**Problem**. Lay out every line of the records below as a numbered list, leaving out any blank lines.

━━━━

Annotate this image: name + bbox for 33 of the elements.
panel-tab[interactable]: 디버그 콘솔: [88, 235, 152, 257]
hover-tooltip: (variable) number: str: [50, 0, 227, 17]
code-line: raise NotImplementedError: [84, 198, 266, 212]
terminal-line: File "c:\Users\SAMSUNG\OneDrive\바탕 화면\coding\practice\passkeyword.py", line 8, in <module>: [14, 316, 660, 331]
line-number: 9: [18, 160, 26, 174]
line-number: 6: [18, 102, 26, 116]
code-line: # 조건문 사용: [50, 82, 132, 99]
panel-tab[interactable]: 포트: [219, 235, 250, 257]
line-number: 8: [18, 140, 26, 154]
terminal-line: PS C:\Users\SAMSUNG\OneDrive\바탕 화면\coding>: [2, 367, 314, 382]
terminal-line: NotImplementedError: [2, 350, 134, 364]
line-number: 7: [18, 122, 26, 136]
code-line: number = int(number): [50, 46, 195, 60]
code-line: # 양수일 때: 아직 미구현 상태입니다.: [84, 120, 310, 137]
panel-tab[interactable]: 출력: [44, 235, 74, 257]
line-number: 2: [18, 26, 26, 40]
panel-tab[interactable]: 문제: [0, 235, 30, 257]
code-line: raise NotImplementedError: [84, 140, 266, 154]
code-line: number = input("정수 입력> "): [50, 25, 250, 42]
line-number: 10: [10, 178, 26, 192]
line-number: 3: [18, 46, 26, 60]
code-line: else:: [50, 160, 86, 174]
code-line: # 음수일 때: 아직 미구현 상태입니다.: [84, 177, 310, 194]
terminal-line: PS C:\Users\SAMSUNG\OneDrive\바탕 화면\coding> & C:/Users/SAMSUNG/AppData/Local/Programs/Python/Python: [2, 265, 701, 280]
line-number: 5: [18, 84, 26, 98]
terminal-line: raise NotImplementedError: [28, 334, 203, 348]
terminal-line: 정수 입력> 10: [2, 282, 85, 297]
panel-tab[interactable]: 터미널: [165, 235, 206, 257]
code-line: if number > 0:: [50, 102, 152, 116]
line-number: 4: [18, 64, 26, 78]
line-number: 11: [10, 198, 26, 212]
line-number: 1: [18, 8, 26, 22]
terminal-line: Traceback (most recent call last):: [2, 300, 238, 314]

━━━━

**Answer to the problem**.
1. Annotate this image: name + bbox for 33 of the elements.
2. panel-tab[interactable]: 디버그 콘솔: [88, 235, 152, 257]
3. hover-tooltip: (variable) number: str: [50, 0, 227, 17]
4. code-line: raise NotImplementedError: [84, 198, 266, 212]
5. terminal-line: File "c:\Users\SAMSUNG\OneDrive\바탕 화면\coding\practice\passkeyword.py", line 8, in <module>: [14, 316, 660, 331]
6. line-number: 9: [18, 160, 26, 174]
7. line-number: 6: [18, 102, 26, 116]
8. code-line: # 조건문 사용: [50, 82, 132, 99]
9. panel-tab[interactable]: 포트: [219, 235, 250, 257]
10. line-number: 8: [18, 140, 26, 154]
11. terminal-line: PS C:\Users\SAMSUNG\OneDrive\바탕 화면\coding>: [2, 367, 314, 382]
12. terminal-line: NotImplementedError: [2, 350, 134, 364]
13. line-number: 7: [18, 122, 26, 136]
14. code-line: number = int(number): [50, 46, 195, 60]
15. code-line: # 양수일 때: 아직 미구현 상태입니다.: [84, 120, 310, 137]
16. panel-tab[interactable]: 출력: [44, 235, 74, 257]
17. line-number: 2: [18, 26, 26, 40]
18. panel-tab[interactable]: 문제: [0, 235, 30, 257]
19. code-line: raise NotImplementedError: [84, 140, 266, 154]
20. code-line: number = input("정수 입력> "): [50, 25, 250, 42]
21. line-number: 10: [10, 178, 26, 192]
22. line-number: 3: [18, 46, 26, 60]
23. code-line: else:: [50, 160, 86, 174]
24. code-line: # 음수일 때: 아직 미구현 상태입니다.: [84, 177, 310, 194]
25. terminal-line: PS C:\Users\SAMSUNG\OneDrive\바탕 화면\coding> & C:/Users/SAMSUNG/AppData/Local/Programs/Python/Python: [2, 265, 701, 280]
26. line-number: 5: [18, 84, 26, 98]
27. terminal-line: raise NotImplementedError: [28, 334, 203, 348]
28. terminal-line: 정수 입력> 10: [2, 282, 85, 297]
29. panel-tab[interactable]: 터미널: [165, 235, 206, 257]
30. code-line: if number > 0:: [50, 102, 152, 116]
31. line-number: 4: [18, 64, 26, 78]
32. line-number: 11: [10, 198, 26, 212]
33. line-number: 1: [18, 8, 26, 22]
34. terminal-line: Traceback (most recent call last):: [2, 300, 238, 314]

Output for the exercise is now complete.